◆ What you have to do
Type out the material below exactly.

◆ Extracted information
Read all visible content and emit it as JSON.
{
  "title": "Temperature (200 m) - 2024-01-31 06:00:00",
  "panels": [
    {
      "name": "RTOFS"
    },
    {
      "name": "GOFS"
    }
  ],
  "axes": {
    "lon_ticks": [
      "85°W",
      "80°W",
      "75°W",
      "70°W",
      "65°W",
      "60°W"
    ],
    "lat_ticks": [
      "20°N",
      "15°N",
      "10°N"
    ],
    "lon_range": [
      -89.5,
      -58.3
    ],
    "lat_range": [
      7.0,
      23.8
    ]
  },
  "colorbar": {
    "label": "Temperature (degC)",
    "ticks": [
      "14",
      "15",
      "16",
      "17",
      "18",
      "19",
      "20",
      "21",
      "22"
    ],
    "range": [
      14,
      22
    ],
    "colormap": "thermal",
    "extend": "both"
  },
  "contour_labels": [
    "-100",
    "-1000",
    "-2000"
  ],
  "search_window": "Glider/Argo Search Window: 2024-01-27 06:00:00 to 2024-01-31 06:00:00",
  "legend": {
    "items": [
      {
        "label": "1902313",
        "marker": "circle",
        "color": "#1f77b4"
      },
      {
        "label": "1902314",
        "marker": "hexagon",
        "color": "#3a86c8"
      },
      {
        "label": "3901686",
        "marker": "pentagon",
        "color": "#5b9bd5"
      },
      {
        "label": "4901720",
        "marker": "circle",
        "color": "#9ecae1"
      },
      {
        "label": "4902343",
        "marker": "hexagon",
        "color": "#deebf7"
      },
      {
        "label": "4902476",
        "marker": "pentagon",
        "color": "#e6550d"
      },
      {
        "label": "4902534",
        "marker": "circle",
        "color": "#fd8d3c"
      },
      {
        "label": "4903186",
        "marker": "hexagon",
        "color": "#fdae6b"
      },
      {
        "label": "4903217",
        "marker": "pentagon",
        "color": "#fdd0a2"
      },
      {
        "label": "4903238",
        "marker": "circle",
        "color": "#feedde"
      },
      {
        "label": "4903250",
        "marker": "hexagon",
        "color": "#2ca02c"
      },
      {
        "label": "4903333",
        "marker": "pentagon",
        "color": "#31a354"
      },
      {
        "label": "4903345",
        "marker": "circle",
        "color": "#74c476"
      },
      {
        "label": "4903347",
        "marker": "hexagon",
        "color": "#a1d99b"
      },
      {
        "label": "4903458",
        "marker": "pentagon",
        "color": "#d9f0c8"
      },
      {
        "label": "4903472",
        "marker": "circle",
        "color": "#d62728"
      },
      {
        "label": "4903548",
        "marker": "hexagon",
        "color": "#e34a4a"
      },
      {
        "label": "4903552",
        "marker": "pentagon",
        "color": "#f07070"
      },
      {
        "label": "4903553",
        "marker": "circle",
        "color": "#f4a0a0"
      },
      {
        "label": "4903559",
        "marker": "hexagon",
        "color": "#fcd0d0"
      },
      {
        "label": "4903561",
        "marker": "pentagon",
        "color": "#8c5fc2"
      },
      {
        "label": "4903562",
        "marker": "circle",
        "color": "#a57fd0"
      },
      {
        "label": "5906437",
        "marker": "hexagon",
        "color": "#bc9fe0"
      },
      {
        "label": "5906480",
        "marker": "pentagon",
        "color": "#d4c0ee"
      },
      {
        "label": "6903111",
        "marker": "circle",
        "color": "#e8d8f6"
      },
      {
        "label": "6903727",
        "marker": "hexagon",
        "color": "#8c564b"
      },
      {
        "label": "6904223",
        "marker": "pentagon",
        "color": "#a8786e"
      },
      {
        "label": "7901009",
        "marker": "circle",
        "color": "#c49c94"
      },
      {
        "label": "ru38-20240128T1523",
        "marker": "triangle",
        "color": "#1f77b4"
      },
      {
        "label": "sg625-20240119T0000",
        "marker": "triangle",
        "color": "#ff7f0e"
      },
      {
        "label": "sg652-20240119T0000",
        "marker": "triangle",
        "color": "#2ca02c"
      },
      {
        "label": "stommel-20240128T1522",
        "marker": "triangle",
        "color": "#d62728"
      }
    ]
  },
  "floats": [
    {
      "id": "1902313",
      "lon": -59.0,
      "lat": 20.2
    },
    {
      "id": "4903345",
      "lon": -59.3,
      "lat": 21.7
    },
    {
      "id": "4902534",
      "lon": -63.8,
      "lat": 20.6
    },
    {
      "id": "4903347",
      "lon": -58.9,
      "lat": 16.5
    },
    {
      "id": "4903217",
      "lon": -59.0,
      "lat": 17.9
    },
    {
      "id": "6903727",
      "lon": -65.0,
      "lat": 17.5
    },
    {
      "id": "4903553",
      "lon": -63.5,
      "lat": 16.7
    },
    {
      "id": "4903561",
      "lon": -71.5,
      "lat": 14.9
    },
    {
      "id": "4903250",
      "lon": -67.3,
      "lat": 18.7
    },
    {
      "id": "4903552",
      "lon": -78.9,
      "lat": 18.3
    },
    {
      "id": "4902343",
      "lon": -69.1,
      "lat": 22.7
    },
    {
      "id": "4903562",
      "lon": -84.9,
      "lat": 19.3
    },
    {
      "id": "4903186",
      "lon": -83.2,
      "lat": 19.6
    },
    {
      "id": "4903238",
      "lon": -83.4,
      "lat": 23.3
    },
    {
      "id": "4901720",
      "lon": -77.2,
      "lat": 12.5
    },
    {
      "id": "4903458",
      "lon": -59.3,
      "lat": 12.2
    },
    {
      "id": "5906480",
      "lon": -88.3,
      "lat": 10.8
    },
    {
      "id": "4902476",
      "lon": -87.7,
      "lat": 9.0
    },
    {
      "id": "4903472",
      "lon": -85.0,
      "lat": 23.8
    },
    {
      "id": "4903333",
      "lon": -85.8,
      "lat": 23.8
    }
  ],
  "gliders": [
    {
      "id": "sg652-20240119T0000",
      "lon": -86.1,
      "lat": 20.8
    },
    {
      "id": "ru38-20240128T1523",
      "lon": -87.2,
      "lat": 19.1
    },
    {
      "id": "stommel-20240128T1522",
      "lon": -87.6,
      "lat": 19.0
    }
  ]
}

◆ Finished task
Read all visible content and emit it as JSON.
{
  "title": "Temperature (200 m) - 2024-01-31 06:00:00",
  "panels": [
    {
      "name": "RTOFS"
    },
    {
      "name": "GOFS"
    }
  ],
  "axes": {
    "lon_ticks": [
      "85°W",
      "80°W",
      "75°W",
      "70°W",
      "65°W",
      "60°W"
    ],
    "lat_ticks": [
      "20°N",
      "15°N",
      "10°N"
    ],
    "lon_range": [
      -89.5,
      -58.3
    ],
    "lat_range": [
      7.0,
      23.8
    ]
  },
  "colorbar": {
    "label": "Temperature (degC)",
    "ticks": [
      "14",
      "15",
      "16",
      "17",
      "18",
      "19",
      "20",
      "21",
      "22"
    ],
    "range": [
      14,
      22
    ],
    "colormap": "thermal",
    "extend": "both"
  },
  "contour_labels": [
    "-100",
    "-1000",
    "-2000"
  ],
  "search_window": "Glider/Argo Search Window: 2024-01-27 06:00:00 to 2024-01-31 06:00:00",
  "legend": {
    "items": [
      {
        "label": "1902313",
        "marker": "circle",
        "color": "#1f77b4"
      },
      {
        "label": "1902314",
        "marker": "hexagon",
        "color": "#3a86c8"
      },
      {
        "label": "3901686",
        "marker": "pentagon",
        "color": "#5b9bd5"
      },
      {
        "label": "4901720",
        "marker": "circle",
        "color": "#9ecae1"
      },
      {
        "label": "4902343",
        "marker": "hexagon",
        "color": "#deebf7"
      },
      {
        "label": "4902476",
        "marker": "pentagon",
        "color": "#e6550d"
      },
      {
        "label": "4902534",
        "marker": "circle",
        "color": "#fd8d3c"
      },
      {
        "label": "4903186",
        "marker": "hexagon",
        "color": "#fdae6b"
      },
      {
        "label": "4903217",
        "marker": "pentagon",
        "color": "#fdd0a2"
      },
      {
        "label": "4903238",
        "marker": "circle",
        "color": "#feedde"
      },
      {
        "label": "4903250",
        "marker": "hexagon",
        "color": "#2ca02c"
      },
      {
        "label": "4903333",
        "marker": "pentagon",
        "color": "#31a354"
      },
      {
        "label": "4903345",
        "marker": "circle",
        "color": "#74c476"
      },
      {
        "label": "4903347",
        "marker": "hexagon",
        "color": "#a1d99b"
      },
      {
        "label": "4903458",
        "marker": "pentagon",
        "color": "#d9f0c8"
      },
      {
        "label": "4903472",
        "marker": "circle",
        "color": "#d62728"
      },
      {
        "label": "4903548",
        "marker": "hexagon",
        "color": "#e34a4a"
      },
      {
        "label": "4903552",
        "marker": "pentagon",
        "color": "#f07070"
      },
      {
        "label": "4903553",
        "marker": "circle",
        "color": "#f4a0a0"
      },
      {
        "label": "4903559",
        "marker": "hexagon",
        "color": "#fcd0d0"
      },
      {
        "label": "4903561",
        "marker": "pentagon",
        "color": "#8c5fc2"
      },
      {
        "label": "4903562",
        "marker": "circle",
        "color": "#a57fd0"
      },
      {
        "label": "5906437",
        "marker": "hexagon",
        "color": "#bc9fe0"
      },
      {
        "label": "5906480",
        "marker": "pentagon",
        "color": "#d4c0ee"
      },
      {
        "label": "6903111",
        "marker": "circle",
        "color": "#e8d8f6"
      },
      {
        "label": "6903727",
        "marker": "hexagon",
        "color": "#8c564b"
      },
      {
        "label": "6904223",
        "marker": "pentagon",
        "color": "#a8786e"
      },
      {
        "label": "7901009",
        "marker": "circle",
        "color": "#c49c94"
      },
      {
        "label": "ru38-20240128T1523",
        "marker": "triangle",
        "color": "#1f77b4"
      },
      {
        "label": "sg625-20240119T0000",
        "marker": "triangle",
        "color": "#ff7f0e"
      },
      {
        "label": "sg652-20240119T0000",
        "marker": "triangle",
        "color": "#2ca02c"
      },
      {
        "label": "stommel-20240128T1522",
        "marker": "triangle",
        "color": "#d62728"
      }
    ]
  },
  "floats": [
    {
      "id": "1902313",
      "lon": -59.0,
      "lat": 20.2
    },
    {
      "id": "4903345",
      "lon": -59.3,
      "lat": 21.7
    },
    {
      "id": "4902534",
      "lon": -63.8,
      "lat": 20.6
    },
    {
      "id": "4903347",
      "lon": -58.9,
      "lat": 16.5
    },
    {
      "id": "4903217",
      "lon": -59.0,
      "lat": 17.9
    },
    {
      "id": "6903727",
      "lon": -65.0,
      "lat": 17.5
    },
    {
      "id": "4903553",
      "lon": -63.5,
      "lat": 16.7
    },
    {
      "id": "4903561",
      "lon": -71.5,
      "lat": 14.9
    },
    {
      "id": "4903250",
      "lon": -67.3,
      "lat": 18.7
    },
    {
      "id": "4903552",
      "lon": -78.9,
      "lat": 18.3
    },
    {
      "id": "4902343",
      "lon": -69.1,
      "lat": 22.7
    },
    {
      "id": "4903562",
      "lon": -84.9,
      "lat": 19.3
    },
    {
      "id": "4903186",
      "lon": -83.2,
      "lat": 19.6
    },
    {
      "id": "4903238",
      "lon": -83.4,
      "lat": 23.3
    },
    {
      "id": "4901720",
      "lon": -77.2,
      "lat": 12.5
    },
    {
      "id": "4903458",
      "lon": -59.3,
      "lat": 12.2
    },
    {
      "id": "5906480",
      "lon": -88.3,
      "lat": 10.8
    },
    {
      "id": "4902476",
      "lon": -87.7,
      "lat": 9.0
    },
    {
      "id": "4903472",
      "lon": -85.0,
      "lat": 23.8
    },
    {
      "id": "4903333",
      "lon": -85.8,
      "lat": 23.8
    }
  ],
  "gliders": [
    {
      "id": "sg652-20240119T0000",
      "lon": -86.1,
      "lat": 20.8
    },
    {
      "id": "ru38-20240128T1523",
      "lon": -87.2,
      "lat": 19.1
    },
    {
      "id": "stommel-20240128T1522",
      "lon": -87.6,
      "lat": 19.0
    }
  ]
}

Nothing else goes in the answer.